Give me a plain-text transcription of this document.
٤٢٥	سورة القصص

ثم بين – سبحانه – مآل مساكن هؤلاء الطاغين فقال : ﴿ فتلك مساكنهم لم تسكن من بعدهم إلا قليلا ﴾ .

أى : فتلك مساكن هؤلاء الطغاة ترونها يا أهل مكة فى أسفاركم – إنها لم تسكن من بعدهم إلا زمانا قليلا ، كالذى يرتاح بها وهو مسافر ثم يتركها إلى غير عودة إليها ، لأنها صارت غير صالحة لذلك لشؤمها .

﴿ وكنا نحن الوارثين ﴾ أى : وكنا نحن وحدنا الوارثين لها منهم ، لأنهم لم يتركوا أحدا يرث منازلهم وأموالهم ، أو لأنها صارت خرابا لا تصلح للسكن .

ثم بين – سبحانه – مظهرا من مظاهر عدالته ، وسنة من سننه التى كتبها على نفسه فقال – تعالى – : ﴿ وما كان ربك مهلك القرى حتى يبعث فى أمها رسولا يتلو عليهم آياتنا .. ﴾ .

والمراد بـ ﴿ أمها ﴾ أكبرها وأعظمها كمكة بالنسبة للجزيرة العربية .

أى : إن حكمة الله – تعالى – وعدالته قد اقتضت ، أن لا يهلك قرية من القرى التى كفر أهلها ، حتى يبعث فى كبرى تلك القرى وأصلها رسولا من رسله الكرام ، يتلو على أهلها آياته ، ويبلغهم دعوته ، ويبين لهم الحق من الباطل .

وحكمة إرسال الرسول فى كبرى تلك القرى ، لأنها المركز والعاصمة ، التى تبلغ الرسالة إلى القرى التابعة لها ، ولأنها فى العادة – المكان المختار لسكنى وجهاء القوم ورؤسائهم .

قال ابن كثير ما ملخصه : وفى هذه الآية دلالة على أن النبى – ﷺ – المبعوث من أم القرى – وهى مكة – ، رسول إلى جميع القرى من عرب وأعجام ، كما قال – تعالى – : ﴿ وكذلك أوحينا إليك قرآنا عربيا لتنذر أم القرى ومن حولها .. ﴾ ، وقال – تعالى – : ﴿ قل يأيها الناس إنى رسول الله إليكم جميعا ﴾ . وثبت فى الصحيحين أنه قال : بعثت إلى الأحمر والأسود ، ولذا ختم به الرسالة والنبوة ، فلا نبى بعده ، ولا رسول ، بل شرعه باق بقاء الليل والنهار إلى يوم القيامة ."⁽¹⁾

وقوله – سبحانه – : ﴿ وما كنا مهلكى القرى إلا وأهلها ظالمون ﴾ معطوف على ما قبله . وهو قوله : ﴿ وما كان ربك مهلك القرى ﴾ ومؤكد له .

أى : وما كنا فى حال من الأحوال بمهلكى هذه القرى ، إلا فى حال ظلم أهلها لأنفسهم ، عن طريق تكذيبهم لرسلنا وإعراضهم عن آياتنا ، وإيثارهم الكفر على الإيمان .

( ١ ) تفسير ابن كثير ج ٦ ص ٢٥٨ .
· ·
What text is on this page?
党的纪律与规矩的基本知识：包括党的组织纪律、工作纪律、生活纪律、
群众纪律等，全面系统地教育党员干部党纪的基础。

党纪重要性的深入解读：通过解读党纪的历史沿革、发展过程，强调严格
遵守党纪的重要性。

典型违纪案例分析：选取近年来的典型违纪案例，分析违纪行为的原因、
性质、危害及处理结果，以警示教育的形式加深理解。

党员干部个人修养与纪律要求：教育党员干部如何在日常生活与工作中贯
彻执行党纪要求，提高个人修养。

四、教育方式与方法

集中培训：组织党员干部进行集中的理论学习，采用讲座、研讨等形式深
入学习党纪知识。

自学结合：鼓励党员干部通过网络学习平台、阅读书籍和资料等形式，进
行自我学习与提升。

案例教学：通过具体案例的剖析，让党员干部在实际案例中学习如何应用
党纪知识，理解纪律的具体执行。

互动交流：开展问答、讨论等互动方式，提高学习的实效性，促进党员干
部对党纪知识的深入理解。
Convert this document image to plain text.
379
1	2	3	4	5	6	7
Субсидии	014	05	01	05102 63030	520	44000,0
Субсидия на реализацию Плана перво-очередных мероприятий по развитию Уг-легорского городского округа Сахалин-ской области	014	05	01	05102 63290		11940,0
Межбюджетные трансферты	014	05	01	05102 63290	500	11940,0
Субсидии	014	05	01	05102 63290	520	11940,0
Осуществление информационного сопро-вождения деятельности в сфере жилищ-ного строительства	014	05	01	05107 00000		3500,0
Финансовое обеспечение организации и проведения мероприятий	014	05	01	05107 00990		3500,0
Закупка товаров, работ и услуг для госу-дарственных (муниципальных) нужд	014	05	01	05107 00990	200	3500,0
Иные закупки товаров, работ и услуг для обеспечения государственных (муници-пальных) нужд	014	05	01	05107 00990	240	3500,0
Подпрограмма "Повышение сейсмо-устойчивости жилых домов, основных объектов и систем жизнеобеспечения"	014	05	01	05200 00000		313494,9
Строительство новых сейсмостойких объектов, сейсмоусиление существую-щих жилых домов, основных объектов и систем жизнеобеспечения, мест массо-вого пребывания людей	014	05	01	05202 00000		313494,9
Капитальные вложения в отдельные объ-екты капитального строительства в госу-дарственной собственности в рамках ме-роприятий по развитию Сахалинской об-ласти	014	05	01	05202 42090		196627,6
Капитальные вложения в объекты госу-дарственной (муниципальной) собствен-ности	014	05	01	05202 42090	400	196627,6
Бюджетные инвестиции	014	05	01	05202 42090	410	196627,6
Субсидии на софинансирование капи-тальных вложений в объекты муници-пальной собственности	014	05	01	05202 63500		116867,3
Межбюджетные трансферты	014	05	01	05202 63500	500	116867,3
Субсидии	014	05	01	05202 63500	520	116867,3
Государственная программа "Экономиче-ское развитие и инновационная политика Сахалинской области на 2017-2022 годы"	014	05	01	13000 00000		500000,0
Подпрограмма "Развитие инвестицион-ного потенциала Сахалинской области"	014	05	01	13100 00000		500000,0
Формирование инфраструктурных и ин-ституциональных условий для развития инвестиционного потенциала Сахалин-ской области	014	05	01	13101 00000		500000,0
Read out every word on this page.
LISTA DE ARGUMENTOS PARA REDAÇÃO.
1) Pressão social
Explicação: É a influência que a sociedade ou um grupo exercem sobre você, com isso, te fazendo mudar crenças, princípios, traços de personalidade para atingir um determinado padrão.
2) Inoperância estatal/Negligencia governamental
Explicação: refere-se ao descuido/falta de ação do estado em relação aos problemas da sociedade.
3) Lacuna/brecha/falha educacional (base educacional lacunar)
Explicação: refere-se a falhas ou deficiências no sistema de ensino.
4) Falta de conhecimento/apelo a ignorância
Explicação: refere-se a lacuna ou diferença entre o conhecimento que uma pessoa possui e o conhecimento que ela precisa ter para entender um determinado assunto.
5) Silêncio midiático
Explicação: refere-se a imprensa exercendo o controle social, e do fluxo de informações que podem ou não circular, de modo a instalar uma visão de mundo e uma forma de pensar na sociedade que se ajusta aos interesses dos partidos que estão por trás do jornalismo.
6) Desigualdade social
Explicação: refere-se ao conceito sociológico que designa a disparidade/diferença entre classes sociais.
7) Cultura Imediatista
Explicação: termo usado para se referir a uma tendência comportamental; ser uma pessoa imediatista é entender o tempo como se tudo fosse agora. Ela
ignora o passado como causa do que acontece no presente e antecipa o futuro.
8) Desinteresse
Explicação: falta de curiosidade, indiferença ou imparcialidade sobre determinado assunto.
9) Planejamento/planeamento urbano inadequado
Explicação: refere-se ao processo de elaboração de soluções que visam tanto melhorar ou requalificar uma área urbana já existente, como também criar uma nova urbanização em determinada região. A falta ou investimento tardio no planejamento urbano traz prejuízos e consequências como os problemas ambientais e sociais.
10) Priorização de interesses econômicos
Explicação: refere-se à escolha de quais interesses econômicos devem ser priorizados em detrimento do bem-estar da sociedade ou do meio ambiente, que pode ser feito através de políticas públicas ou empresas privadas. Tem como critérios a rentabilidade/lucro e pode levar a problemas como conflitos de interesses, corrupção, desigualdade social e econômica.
==*==
Aim. Pick out each line containing the string "работ" and copy it.

Response.
Закупка товаров, работ и услуг для госу-дарственных (муниципальных) нужд	014	05	01	05107 00990	200	3500,0
Иные закупки товаров, работ и услуг для обеспечения государственных (муници-пальных) нужд	014	05	01	05107 00990	240	3500,0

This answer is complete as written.